Instrução A:
Responda com base no relato sobre o Encontro de Líderes Jovens, uma pergunta por linha:
(i) Quantos dias do Encontro já se passaram?
(ii) Em que dia da semana cai o dia de descanso?
(iii) Que tipo de cédulas estrangeiras o indonésio não aceita de modo algum?
Instrução B: Enumere todas as atividades que, segundo o relato sobre o Encontro de Líderes Jovens, encheram o dia descrito no início.
Instrução C: Escreva a continuação do relato sobre o Encontro de Líderes Jovens em Jacarta a partir do ponto em que ele termina.

Bloco de texto:
------------------------------
Olhos abertos
Chegamos à metade do Encontro de Líderes Jovens de Lausanne na Indonésia. O que já aprendemos nestes quatro dias e o que nos faz manter os olhos abertos
Por Lissânder Dias
Dez horas da noite. Chego no quarto do hotel. Exausto, meu corpo quer dormir, mas minha mente está agitada. O dia foi cheio: testemunhos, desafios, relembranças, abraços, ensino, treinamento. Tudo isso fez parte do que temos experimentado nestes dias no Encontro de Líderes Jovens de Lausanne (ELJ2016), aqui na região metropolitana de Jacarta, Indonésia.
Chegamos à metade do Encontro. Já se passaram quatro dias. Amanhã (domingo) teremos, enfim, um dia de descanso. Poderemos acordar um pouco mais tarde e fazer um passeio pela cidade. Será um tempo também para reflexão sobre o que já aconteceu aqui.
Pelas ruas da cidade
Nestes quatro dias, temos feito de ônibus o caminho do hotel até o local do evento. Mas algumas vezes, saímos a pé para visitar o shopping ao lado. É nestas caminhadas que percebo o contraste econômico: prédios bonitos, lojas sofisticadas, mas gente muito pobre reformando calçadas ou servindo comida em seus pequenos negócios alimentícios.
Fuma-se muito em Jacarta. É impressionante. Mas não se vê gente consumindo bebidas alcoólicas em locais abertos. É curioso como o indonésio é rígido com algumas coisas. Por exemplo: não aceita de modo algum cédulas de notas estrangeiras amassadas, dobradas ou com pequenos rasgos. De preferência, devem ser novas. Foi difícil conseguir trocar a moeda norte-americana por rúpias.
Há muitas motos (ontem eu andava do shopping até o local do evento e fui surpreendido por um estacionamento gigantesco de motocicletas) e quase nenhuma bicicleta no bairro onde estamos hospedados. Dizem que a realidade é diferente em bairros mais pobres da cidade.
------------------------------
Material de origem:
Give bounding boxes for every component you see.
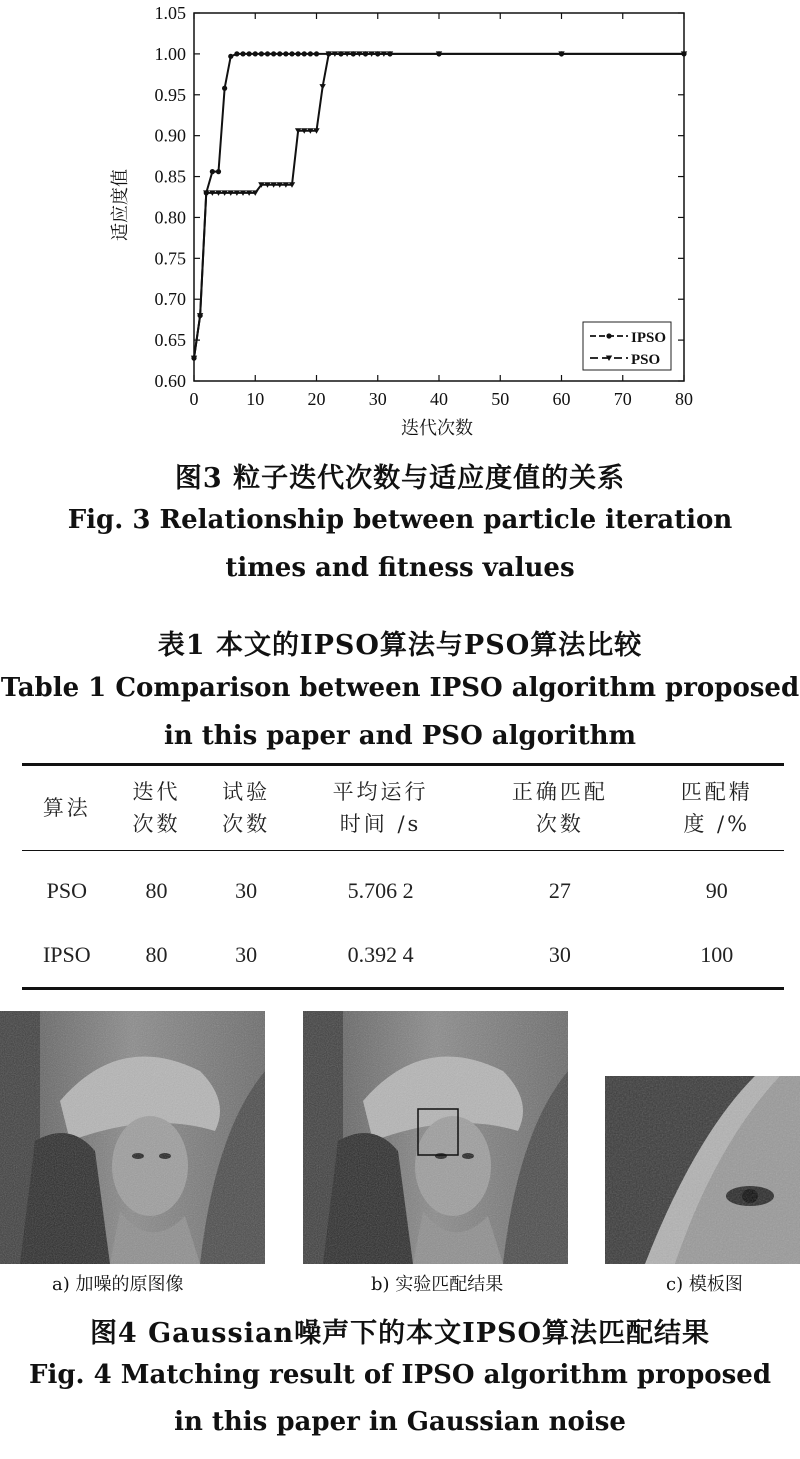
------------------------------
Resposta escrita A:
(i) Quatro dias.
(ii) No domingo.
(iii) Cédulas amassadas, dobradas ou com pequenos rasgos.

Resposta escrita B: testemunhos, desafios, relembranças, abraços, ensino, treinamento

Resposta escrita C:
Olhando o mundo
É interessante treinar nossos olhares quando estamos em solo estrangeiro. Vemos coisas novas. Ao mesmo tempo, o Encontro de Jovens Líderes tem nos dado a chance de treinar nossos olhares não somente para a dimensão local, mas também para o global. No dia 04 (quinta-feira), tivemos uma apresentação da realidade e das tendências do mundo. Que mundo é este para o qual somos chamados a fazer missão? Algumas constatações: 1% da população controla metade de toda a riqueza do mundo. A média de idade das pessoas está cada vez maior. A vida está cada vez mais acelerada. O mundo está cada vez mais interconectado e complexo. E paira uma incerteza sem precedentes. Vivemos cada vez mais egoisticamente. A secularização está cada vez maior.
Por outro lado, temos mais capacidade e condições de fazer o bem. Temos meios cada vez mais rápidos e efetivos para compartilhar a Boa Notícia de Deus. A religião não está morrendo. Estima-se que em 2025, 90% das pessoas serão religiosas. Enquanto isso, o fundamentalismo e a radicalização crescem. E qual será o futuro da igreja de Cristo? O Cristianismo vai continuar crescendo no Sul Global. Mais do que qualquer outro fator, a imigração será o contexto de conflito e ao mesmo tempo de oportunidade ministerial incrível!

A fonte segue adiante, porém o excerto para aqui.